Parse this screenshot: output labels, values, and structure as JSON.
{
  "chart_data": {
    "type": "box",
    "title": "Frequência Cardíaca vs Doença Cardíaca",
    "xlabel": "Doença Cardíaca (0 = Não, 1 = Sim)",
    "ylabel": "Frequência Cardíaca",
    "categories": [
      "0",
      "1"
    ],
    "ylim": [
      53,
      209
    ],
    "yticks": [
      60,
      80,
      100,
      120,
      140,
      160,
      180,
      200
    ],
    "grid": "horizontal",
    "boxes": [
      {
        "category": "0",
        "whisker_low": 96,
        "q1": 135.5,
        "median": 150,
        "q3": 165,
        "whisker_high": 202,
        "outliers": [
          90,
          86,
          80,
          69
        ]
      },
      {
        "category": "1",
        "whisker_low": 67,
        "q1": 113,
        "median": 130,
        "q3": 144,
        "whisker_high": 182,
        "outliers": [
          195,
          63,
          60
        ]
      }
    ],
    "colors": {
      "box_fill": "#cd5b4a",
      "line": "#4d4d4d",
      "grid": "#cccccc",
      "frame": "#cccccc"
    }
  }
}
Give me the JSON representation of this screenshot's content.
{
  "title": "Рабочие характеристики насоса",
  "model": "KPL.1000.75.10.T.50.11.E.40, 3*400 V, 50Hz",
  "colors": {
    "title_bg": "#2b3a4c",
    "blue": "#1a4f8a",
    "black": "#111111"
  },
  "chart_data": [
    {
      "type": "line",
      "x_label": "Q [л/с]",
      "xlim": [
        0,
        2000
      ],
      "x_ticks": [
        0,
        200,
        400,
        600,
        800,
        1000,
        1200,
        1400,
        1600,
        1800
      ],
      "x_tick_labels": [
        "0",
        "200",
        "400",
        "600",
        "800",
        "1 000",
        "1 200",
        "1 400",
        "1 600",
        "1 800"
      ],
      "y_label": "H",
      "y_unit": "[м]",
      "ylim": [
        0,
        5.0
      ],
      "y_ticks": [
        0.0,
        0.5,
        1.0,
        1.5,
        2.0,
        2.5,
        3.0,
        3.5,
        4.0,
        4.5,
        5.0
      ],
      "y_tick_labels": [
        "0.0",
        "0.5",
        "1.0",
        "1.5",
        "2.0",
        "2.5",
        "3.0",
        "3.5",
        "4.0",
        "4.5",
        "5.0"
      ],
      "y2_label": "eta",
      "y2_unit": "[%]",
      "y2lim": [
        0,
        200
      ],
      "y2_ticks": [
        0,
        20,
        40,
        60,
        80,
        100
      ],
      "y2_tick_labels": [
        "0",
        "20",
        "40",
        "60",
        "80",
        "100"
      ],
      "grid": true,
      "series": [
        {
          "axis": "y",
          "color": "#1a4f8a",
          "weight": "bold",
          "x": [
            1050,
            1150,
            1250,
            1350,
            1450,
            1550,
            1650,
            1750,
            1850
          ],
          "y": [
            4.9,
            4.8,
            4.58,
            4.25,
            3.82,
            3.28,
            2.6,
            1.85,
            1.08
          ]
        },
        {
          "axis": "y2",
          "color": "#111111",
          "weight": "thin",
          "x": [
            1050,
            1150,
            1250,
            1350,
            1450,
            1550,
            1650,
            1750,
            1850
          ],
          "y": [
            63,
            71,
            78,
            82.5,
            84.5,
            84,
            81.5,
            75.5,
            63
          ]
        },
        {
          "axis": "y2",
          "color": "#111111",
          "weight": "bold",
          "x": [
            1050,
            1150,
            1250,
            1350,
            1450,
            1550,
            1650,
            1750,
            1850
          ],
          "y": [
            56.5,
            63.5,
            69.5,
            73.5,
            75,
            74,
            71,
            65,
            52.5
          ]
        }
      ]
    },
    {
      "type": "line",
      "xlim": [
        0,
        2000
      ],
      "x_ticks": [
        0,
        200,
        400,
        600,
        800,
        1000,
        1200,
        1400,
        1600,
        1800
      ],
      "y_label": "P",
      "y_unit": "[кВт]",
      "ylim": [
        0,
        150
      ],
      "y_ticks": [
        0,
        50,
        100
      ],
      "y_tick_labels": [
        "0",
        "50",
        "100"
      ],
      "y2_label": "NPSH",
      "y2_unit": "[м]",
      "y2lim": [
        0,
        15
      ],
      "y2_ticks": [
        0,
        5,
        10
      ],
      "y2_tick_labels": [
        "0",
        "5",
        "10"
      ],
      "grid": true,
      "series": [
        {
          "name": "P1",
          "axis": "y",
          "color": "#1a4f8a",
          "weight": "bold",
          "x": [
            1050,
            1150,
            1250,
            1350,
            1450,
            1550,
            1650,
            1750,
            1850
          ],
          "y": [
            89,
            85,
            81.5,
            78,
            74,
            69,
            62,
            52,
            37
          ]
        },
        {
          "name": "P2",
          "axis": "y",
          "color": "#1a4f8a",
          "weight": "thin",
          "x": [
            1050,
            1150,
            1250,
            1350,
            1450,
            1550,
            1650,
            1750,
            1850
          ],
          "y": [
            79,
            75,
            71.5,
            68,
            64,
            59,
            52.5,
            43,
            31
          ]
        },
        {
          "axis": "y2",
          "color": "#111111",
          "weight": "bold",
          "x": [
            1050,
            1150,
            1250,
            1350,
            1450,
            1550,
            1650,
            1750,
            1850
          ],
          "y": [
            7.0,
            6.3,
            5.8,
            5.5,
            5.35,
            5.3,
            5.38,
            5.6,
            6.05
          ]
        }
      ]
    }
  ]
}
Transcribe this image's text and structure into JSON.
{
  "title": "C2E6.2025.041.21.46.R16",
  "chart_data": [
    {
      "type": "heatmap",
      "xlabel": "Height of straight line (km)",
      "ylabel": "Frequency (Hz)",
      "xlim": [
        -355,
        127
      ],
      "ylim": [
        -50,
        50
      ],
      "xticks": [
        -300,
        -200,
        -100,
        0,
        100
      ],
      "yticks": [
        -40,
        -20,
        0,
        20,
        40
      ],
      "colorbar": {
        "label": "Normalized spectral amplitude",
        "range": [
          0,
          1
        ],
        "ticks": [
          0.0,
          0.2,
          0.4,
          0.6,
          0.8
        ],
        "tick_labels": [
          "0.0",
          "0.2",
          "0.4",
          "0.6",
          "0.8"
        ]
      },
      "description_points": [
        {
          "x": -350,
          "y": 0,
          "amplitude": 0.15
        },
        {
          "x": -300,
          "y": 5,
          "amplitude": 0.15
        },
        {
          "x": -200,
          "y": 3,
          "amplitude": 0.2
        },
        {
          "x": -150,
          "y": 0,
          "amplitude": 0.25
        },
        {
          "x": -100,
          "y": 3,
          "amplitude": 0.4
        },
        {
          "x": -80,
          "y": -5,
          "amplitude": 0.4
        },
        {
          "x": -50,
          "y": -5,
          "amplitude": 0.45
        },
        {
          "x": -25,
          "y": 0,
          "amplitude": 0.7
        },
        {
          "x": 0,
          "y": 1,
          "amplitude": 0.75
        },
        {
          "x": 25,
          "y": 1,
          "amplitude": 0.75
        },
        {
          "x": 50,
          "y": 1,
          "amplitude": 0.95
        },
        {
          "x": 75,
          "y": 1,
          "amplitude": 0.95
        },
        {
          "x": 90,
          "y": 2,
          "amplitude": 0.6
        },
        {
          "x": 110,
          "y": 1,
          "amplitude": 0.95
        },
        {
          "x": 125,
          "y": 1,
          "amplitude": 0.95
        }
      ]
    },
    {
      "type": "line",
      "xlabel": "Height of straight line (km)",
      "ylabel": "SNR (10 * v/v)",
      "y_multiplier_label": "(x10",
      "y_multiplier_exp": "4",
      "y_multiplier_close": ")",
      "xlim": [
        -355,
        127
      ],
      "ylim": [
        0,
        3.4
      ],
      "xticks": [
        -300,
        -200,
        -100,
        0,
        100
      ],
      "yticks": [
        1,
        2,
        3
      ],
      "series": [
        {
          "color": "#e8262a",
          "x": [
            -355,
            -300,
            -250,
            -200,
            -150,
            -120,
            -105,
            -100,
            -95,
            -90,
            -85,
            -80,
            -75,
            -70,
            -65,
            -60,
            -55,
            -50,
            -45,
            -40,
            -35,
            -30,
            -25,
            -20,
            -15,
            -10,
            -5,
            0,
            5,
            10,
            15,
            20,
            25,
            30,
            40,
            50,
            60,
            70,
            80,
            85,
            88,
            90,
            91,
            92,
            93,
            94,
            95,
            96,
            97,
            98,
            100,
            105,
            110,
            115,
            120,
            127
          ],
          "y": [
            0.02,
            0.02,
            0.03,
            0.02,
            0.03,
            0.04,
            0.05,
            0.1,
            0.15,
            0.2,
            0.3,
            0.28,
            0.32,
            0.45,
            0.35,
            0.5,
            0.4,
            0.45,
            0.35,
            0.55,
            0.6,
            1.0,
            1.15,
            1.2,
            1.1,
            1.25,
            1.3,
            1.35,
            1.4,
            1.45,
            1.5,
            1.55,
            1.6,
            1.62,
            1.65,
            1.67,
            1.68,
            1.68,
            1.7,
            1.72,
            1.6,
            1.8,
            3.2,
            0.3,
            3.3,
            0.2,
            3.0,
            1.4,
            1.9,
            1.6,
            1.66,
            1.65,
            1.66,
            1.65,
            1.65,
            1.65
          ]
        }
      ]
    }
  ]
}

== == ==

• [STATED GOAL] List each line of the records that holds the string "Frequência".

• [WRITTEN ANSWER]
    "title": "Frequência Cardíaca vs Doença Cardíaca",
    "ylabel": "Frequência Cardíaca",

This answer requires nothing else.